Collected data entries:
+++

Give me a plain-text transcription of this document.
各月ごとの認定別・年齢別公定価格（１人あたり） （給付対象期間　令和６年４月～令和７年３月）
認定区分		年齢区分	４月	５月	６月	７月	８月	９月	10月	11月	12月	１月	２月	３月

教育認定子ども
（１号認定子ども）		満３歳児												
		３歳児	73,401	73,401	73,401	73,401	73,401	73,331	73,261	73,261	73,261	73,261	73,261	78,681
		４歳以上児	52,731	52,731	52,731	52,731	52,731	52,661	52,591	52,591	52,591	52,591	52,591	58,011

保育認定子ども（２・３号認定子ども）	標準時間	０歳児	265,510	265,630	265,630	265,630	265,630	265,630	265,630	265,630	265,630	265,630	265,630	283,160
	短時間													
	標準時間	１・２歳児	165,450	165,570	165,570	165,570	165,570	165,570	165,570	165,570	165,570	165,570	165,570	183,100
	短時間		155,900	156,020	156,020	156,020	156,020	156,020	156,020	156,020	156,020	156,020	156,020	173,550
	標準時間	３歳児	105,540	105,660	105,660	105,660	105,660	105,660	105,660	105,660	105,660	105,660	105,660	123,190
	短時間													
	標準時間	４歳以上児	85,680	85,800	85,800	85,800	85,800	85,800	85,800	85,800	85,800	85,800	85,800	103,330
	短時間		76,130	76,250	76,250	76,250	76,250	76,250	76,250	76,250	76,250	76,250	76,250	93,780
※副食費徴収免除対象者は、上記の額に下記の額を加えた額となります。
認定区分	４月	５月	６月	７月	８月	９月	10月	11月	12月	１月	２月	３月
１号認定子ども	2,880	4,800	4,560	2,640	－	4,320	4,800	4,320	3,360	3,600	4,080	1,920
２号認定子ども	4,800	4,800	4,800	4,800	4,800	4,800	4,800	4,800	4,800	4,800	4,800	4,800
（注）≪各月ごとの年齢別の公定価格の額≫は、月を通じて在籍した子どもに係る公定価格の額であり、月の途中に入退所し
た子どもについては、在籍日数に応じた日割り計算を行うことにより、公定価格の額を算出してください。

+++

Work to be completed. Copy every line of the material in which the word "標準時間" occurs.

Answer to this task.
保育認定子ども（２・３号認定子ども）	標準時間	０歳児	265,510	265,630	265,630	265,630	265,630	265,630	265,630	265,630	265,630	265,630	265,630	283,160
	標準時間	１・２歳児	165,450	165,570	165,570	165,570	165,570	165,570	165,570	165,570	165,570	165,570	165,570	183,100
	標準時間	３歳児	105,540	105,660	105,660	105,660	105,660	105,660	105,660	105,660	105,660	105,660	105,660	123,190
	標準時間	４歳以上児	85,680	85,800	85,800	85,800	85,800	85,800	85,800	85,800	85,800	85,800	85,800	103,330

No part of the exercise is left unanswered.